_Work required_
Find the lines in the records that carry the word "Dermal". Copy each one.

*** Opening of Data records ***

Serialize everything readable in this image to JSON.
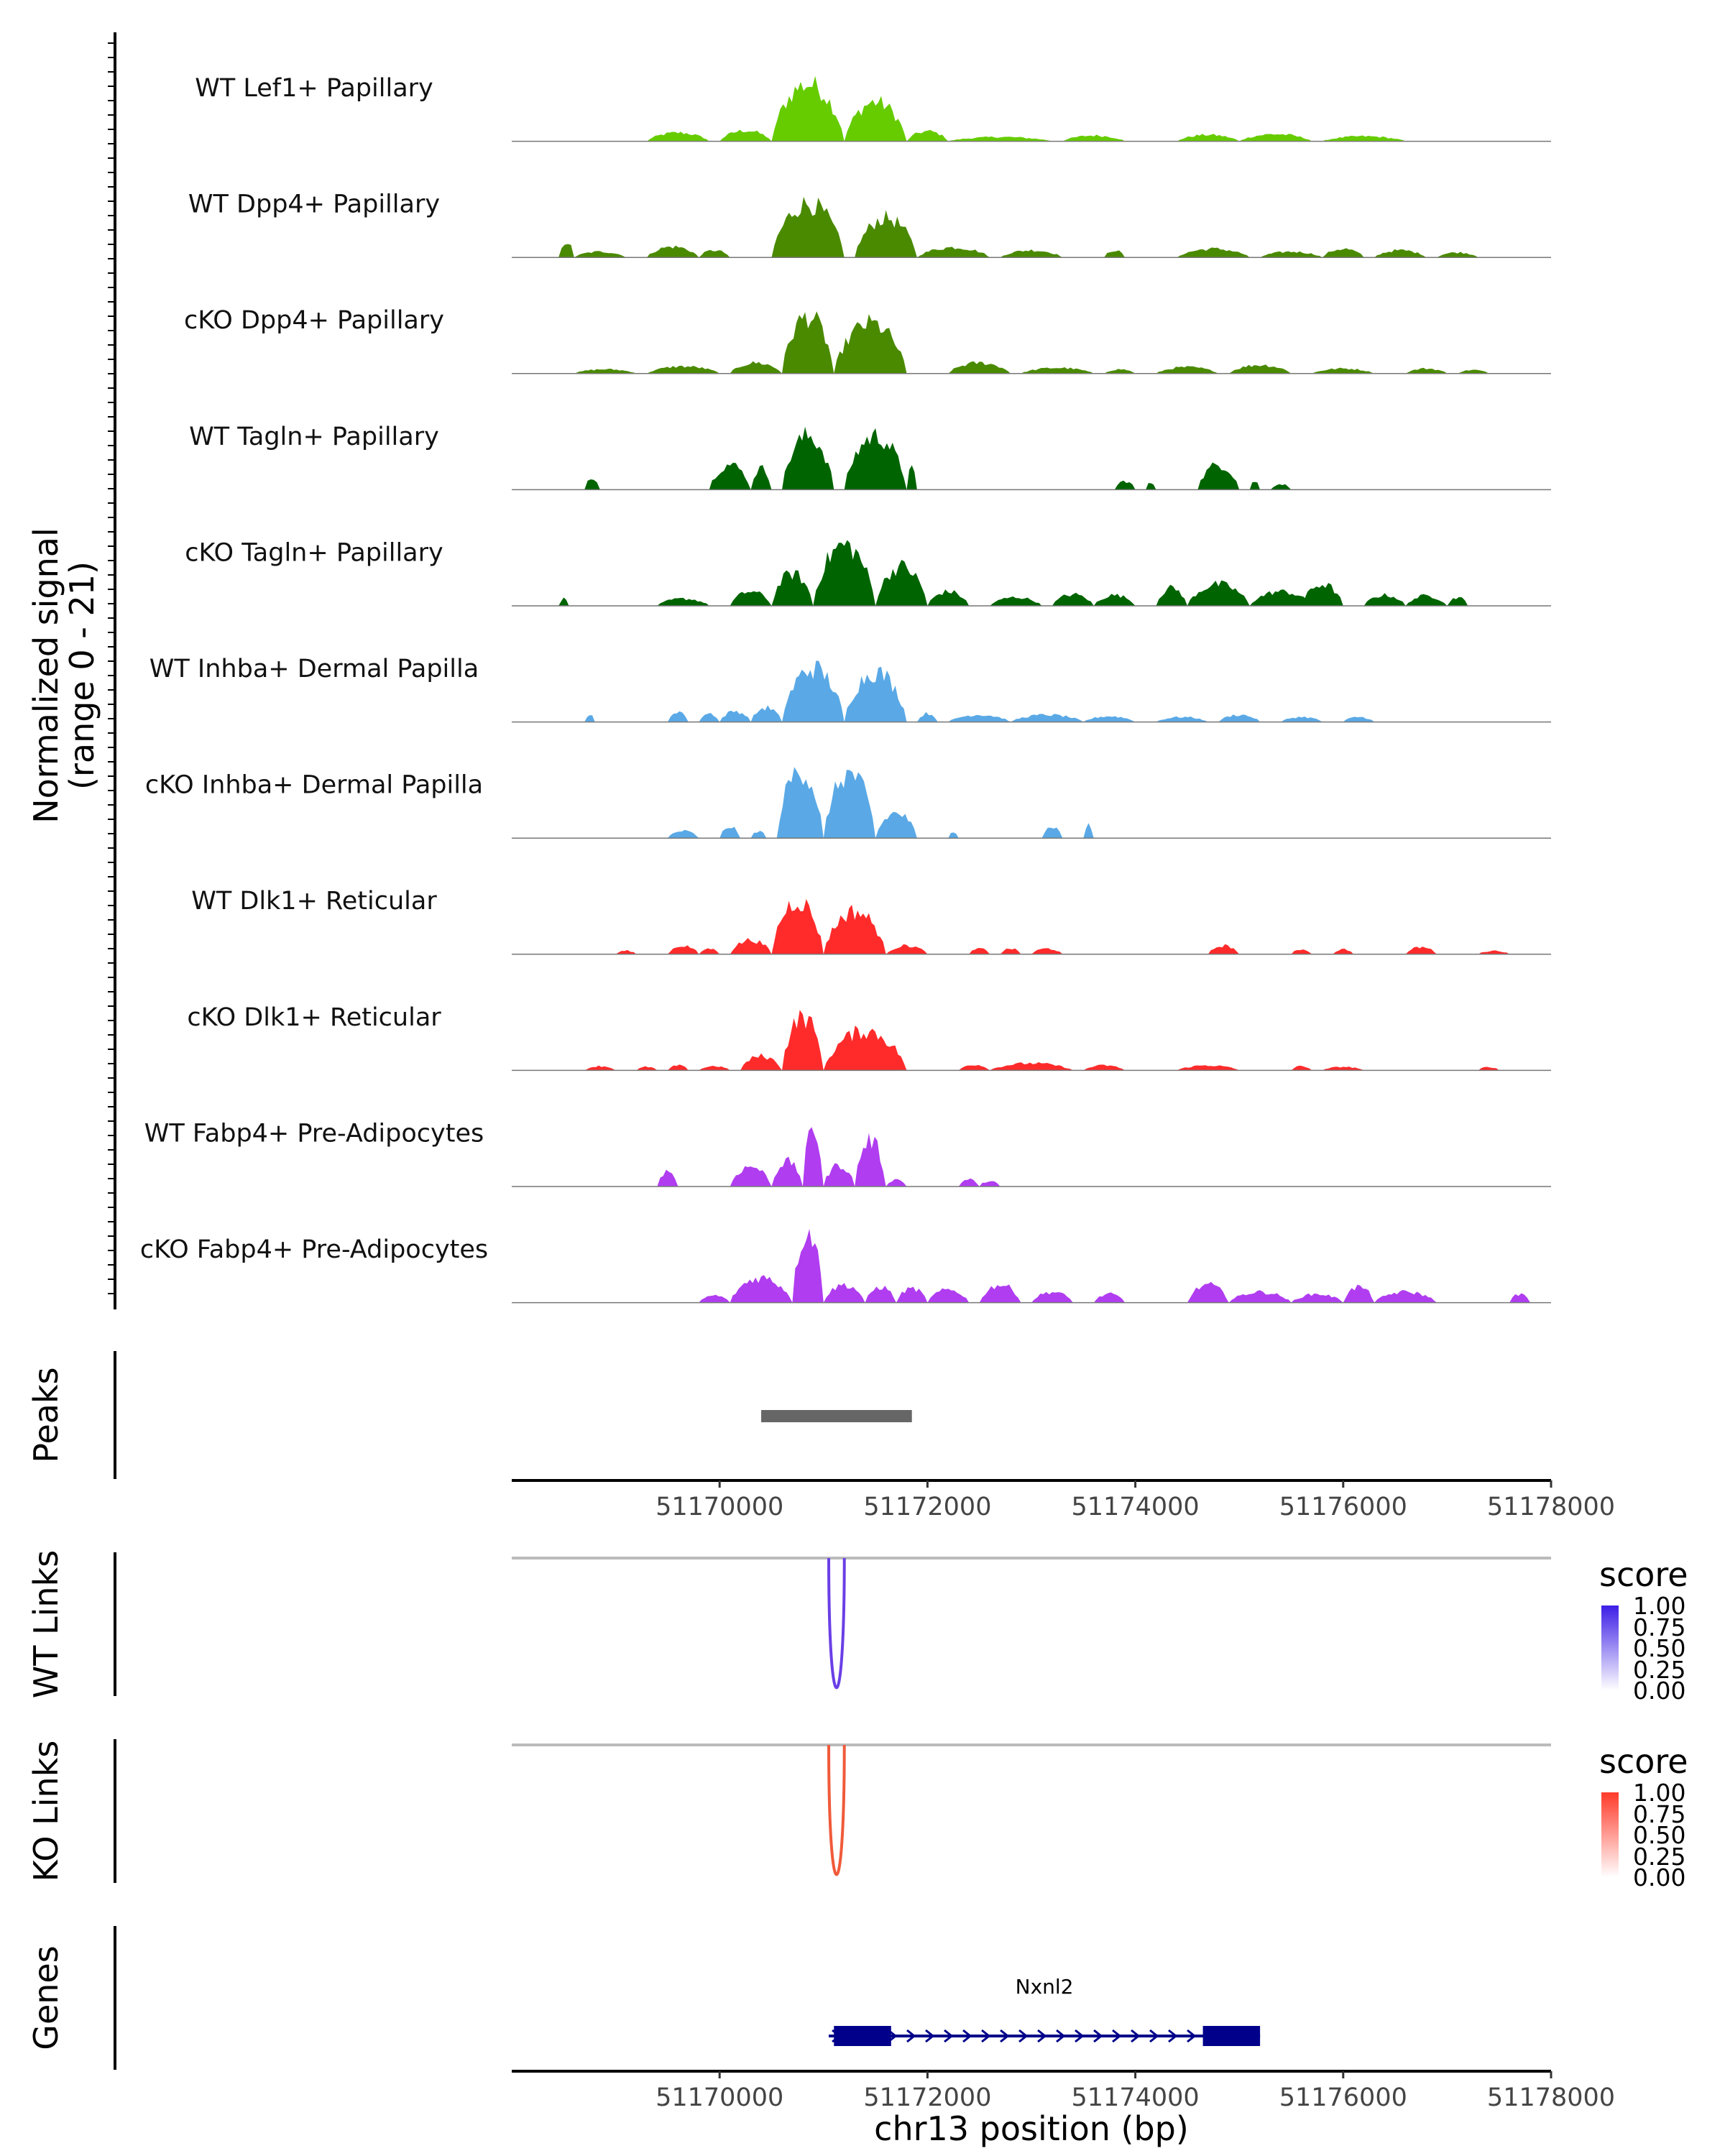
{
  "chart_data": {
    "type": "area",
    "title": "",
    "chromosome": "chr13",
    "xlabel": "chr13 position (bp)",
    "xlim": [
      51168000,
      51178000
    ],
    "x_ticks": [
      "51170000",
      "51172000",
      "51174000",
      "51176000",
      "51178000"
    ],
    "signal_ylabel_line1": "Normalized signal",
    "signal_ylabel_line2": "(range 0 - 21)",
    "ylim": [
      0,
      21
    ],
    "tracks": [
      {
        "name": "WT Lef1+ Papillary",
        "color": "#66cc00",
        "peaks": [
          [
            51169300,
            51169900,
            0.12
          ],
          [
            51170000,
            51170500,
            0.15
          ],
          [
            51170500,
            51171200,
            0.8
          ],
          [
            51171200,
            51171800,
            0.55
          ],
          [
            51171800,
            51172200,
            0.14
          ],
          [
            51172200,
            51173200,
            0.06
          ],
          [
            51173300,
            51173900,
            0.08
          ],
          [
            51174400,
            51175000,
            0.09
          ],
          [
            51175000,
            51175700,
            0.1
          ],
          [
            51175800,
            51176600,
            0.07
          ]
        ]
      },
      {
        "name": "WT Dpp4+ Papillary",
        "color": "#4a8a00",
        "peaks": [
          [
            51168450,
            51168600,
            0.22
          ],
          [
            51168600,
            51169100,
            0.08
          ],
          [
            51169300,
            51169800,
            0.15
          ],
          [
            51169800,
            51170100,
            0.1
          ],
          [
            51170500,
            51171200,
            0.75
          ],
          [
            51171300,
            51171900,
            0.55
          ],
          [
            51171900,
            51172600,
            0.14
          ],
          [
            51172700,
            51173300,
            0.1
          ],
          [
            51173700,
            51173900,
            0.1
          ],
          [
            51174400,
            51175100,
            0.12
          ],
          [
            51175200,
            51175800,
            0.08
          ],
          [
            51175800,
            51176200,
            0.12
          ],
          [
            51176300,
            51176800,
            0.1
          ],
          [
            51176900,
            51177300,
            0.07
          ]
        ]
      },
      {
        "name": "cKO Dpp4+ Papillary",
        "color": "#4a8a00",
        "peaks": [
          [
            51168600,
            51169200,
            0.06
          ],
          [
            51169300,
            51170000,
            0.1
          ],
          [
            51170100,
            51170600,
            0.15
          ],
          [
            51170600,
            51171100,
            0.8
          ],
          [
            51171100,
            51171800,
            0.7
          ],
          [
            51172200,
            51172800,
            0.15
          ],
          [
            51172900,
            51173600,
            0.08
          ],
          [
            51173700,
            51174000,
            0.06
          ],
          [
            51174200,
            51174800,
            0.09
          ],
          [
            51174900,
            51175500,
            0.12
          ],
          [
            51175700,
            51176300,
            0.07
          ],
          [
            51176600,
            51177000,
            0.07
          ],
          [
            51177100,
            51177400,
            0.05
          ]
        ]
      },
      {
        "name": "WT Tagln+ Papillary",
        "color": "#006400",
        "peaks": [
          [
            51168700,
            51168850,
            0.18
          ],
          [
            51169900,
            51170300,
            0.35
          ],
          [
            51170300,
            51170500,
            0.3
          ],
          [
            51170600,
            51171100,
            0.75
          ],
          [
            51171200,
            51171800,
            0.75
          ],
          [
            51171800,
            51171900,
            0.3
          ],
          [
            51173800,
            51174000,
            0.12
          ],
          [
            51174100,
            51174200,
            0.1
          ],
          [
            51174600,
            51175000,
            0.35
          ],
          [
            51175100,
            51175200,
            0.12
          ],
          [
            51175300,
            51175500,
            0.08
          ]
        ]
      },
      {
        "name": "cKO Tagln+ Papillary",
        "color": "#006400",
        "peaks": [
          [
            51168450,
            51168550,
            0.1
          ],
          [
            51169400,
            51169900,
            0.1
          ],
          [
            51170100,
            51170500,
            0.2
          ],
          [
            51170500,
            51170900,
            0.45
          ],
          [
            51170900,
            51171500,
            0.85
          ],
          [
            51171500,
            51172000,
            0.55
          ],
          [
            51172000,
            51172400,
            0.2
          ],
          [
            51172600,
            51173100,
            0.12
          ],
          [
            51173200,
            51173600,
            0.16
          ],
          [
            51173600,
            51174000,
            0.15
          ],
          [
            51174200,
            51174500,
            0.25
          ],
          [
            51174500,
            51175100,
            0.3
          ],
          [
            51175100,
            51175700,
            0.2
          ],
          [
            51175600,
            51176000,
            0.3
          ],
          [
            51176200,
            51176600,
            0.15
          ],
          [
            51176600,
            51177000,
            0.14
          ],
          [
            51177000,
            51177200,
            0.12
          ]
        ]
      },
      {
        "name": "WT Inhba+ Dermal Papilla",
        "color": "#5aa9e6",
        "peaks": [
          [
            51168700,
            51168800,
            0.1
          ],
          [
            51169500,
            51169700,
            0.15
          ],
          [
            51169800,
            51170000,
            0.12
          ],
          [
            51170000,
            51170300,
            0.15
          ],
          [
            51170300,
            51170600,
            0.2
          ],
          [
            51170600,
            51171200,
            0.75
          ],
          [
            51171200,
            51171800,
            0.7
          ],
          [
            51171900,
            51172100,
            0.12
          ],
          [
            51172200,
            51172800,
            0.1
          ],
          [
            51172800,
            51173500,
            0.1
          ],
          [
            51173500,
            51174000,
            0.08
          ],
          [
            51174200,
            51174700,
            0.07
          ],
          [
            51174800,
            51175200,
            0.1
          ],
          [
            51175400,
            51175800,
            0.07
          ],
          [
            51176000,
            51176300,
            0.07
          ]
        ]
      },
      {
        "name": "cKO Inhba+ Dermal Papilla",
        "color": "#5aa9e6",
        "peaks": [
          [
            51169500,
            51169800,
            0.1
          ],
          [
            51170000,
            51170200,
            0.16
          ],
          [
            51170300,
            51170450,
            0.1
          ],
          [
            51170550,
            51171000,
            0.95
          ],
          [
            51171000,
            51171500,
            0.9
          ],
          [
            51171500,
            51171900,
            0.35
          ],
          [
            51172200,
            51172300,
            0.1
          ],
          [
            51173100,
            51173300,
            0.16
          ],
          [
            51173500,
            51173600,
            0.18
          ]
        ]
      },
      {
        "name": "WT Dlk1+ Reticular",
        "color": "#ff2b2b",
        "peaks": [
          [
            51169000,
            51169200,
            0.05
          ],
          [
            51169500,
            51169800,
            0.12
          ],
          [
            51169800,
            51170000,
            0.08
          ],
          [
            51170100,
            51170500,
            0.2
          ],
          [
            51170500,
            51171000,
            0.75
          ],
          [
            51171000,
            51171600,
            0.6
          ],
          [
            51171600,
            51172000,
            0.12
          ],
          [
            51172400,
            51172600,
            0.08
          ],
          [
            51172700,
            51172900,
            0.08
          ],
          [
            51173000,
            51173300,
            0.08
          ],
          [
            51174700,
            51175000,
            0.12
          ],
          [
            51175500,
            51175700,
            0.07
          ],
          [
            51175900,
            51176100,
            0.07
          ],
          [
            51176600,
            51176900,
            0.1
          ],
          [
            51177300,
            51177600,
            0.05
          ]
        ]
      },
      {
        "name": "cKO Dlk1+ Reticular",
        "color": "#ff2b2b",
        "peaks": [
          [
            51168700,
            51169000,
            0.06
          ],
          [
            51169200,
            51169400,
            0.05
          ],
          [
            51169500,
            51169700,
            0.07
          ],
          [
            51169800,
            51170100,
            0.06
          ],
          [
            51170200,
            51170600,
            0.2
          ],
          [
            51170600,
            51171000,
            0.75
          ],
          [
            51171000,
            51171800,
            0.55
          ],
          [
            51172300,
            51172600,
            0.08
          ],
          [
            51172600,
            51173400,
            0.1
          ],
          [
            51173500,
            51173900,
            0.07
          ],
          [
            51174400,
            51175000,
            0.07
          ],
          [
            51175500,
            51175700,
            0.06
          ],
          [
            51175800,
            51176200,
            0.05
          ],
          [
            51177300,
            51177500,
            0.05
          ]
        ]
      },
      {
        "name": "WT Fabp4+ Pre-Adipocytes",
        "color": "#b03df0",
        "peaks": [
          [
            51169400,
            51169600,
            0.22
          ],
          [
            51170100,
            51170500,
            0.28
          ],
          [
            51170500,
            51170800,
            0.35
          ],
          [
            51170800,
            51171000,
            0.8
          ],
          [
            51171000,
            51171300,
            0.3
          ],
          [
            51171300,
            51171600,
            0.65
          ],
          [
            51171600,
            51171800,
            0.1
          ],
          [
            51172300,
            51172500,
            0.1
          ],
          [
            51172500,
            51172700,
            0.08
          ]
        ]
      },
      {
        "name": "cKO Fabp4+ Pre-Adipocytes",
        "color": "#b03df0",
        "peaks": [
          [
            51169800,
            51170100,
            0.1
          ],
          [
            51170100,
            51170700,
            0.35
          ],
          [
            51170700,
            51171000,
            1.0
          ],
          [
            51171000,
            51171400,
            0.25
          ],
          [
            51171400,
            51171700,
            0.22
          ],
          [
            51171700,
            51172000,
            0.2
          ],
          [
            51172000,
            51172400,
            0.18
          ],
          [
            51172500,
            51172900,
            0.25
          ],
          [
            51173000,
            51173400,
            0.15
          ],
          [
            51173600,
            51173900,
            0.12
          ],
          [
            51174500,
            51174900,
            0.25
          ],
          [
            51174900,
            51175500,
            0.15
          ],
          [
            51175500,
            51176000,
            0.12
          ],
          [
            51176000,
            51176300,
            0.22
          ],
          [
            51176300,
            51176900,
            0.15
          ],
          [
            51177600,
            51177800,
            0.12
          ]
        ]
      }
    ],
    "peaks_track": {
      "label": "Peaks",
      "color": "#666666",
      "regions": [
        [
          51170400,
          51171850
        ]
      ]
    },
    "links_tracks": [
      {
        "label": "WT Links",
        "color": "#6a3fe6",
        "baseline_color": "#bbbbbb",
        "links": [
          [
            51171050,
            51171200
          ]
        ],
        "score": 1.0
      },
      {
        "label": "KO Links",
        "color": "#f05a3a",
        "baseline_color": "#bbbbbb",
        "links": [
          [
            51171050,
            51171200
          ]
        ],
        "score": 1.0
      }
    ],
    "legends": [
      {
        "title": "score",
        "ticks": [
          "1.00",
          "0.75",
          "0.50",
          "0.25",
          "0.00"
        ],
        "low_color": "#ffffff",
        "high_color": "#3c1ee6"
      },
      {
        "title": "score",
        "ticks": [
          "1.00",
          "0.75",
          "0.50",
          "0.25",
          "0.00"
        ],
        "low_color": "#ffffff",
        "high_color": "#ff3a2a"
      }
    ],
    "genes_track": {
      "label": "Genes",
      "gene_name": "Nxnl2",
      "color": "#00008b",
      "start": 51171050,
      "end": 51175200,
      "exons": [
        [
          51171100,
          51171650
        ],
        [
          51174650,
          51175200
        ]
      ],
      "strand": "+"
    }
  }
}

*** Close of Data records ***

_Answer area_
        "name": "WT Inhba+ Dermal Papilla",
        "name": "cKO Inhba+ Dermal Papilla",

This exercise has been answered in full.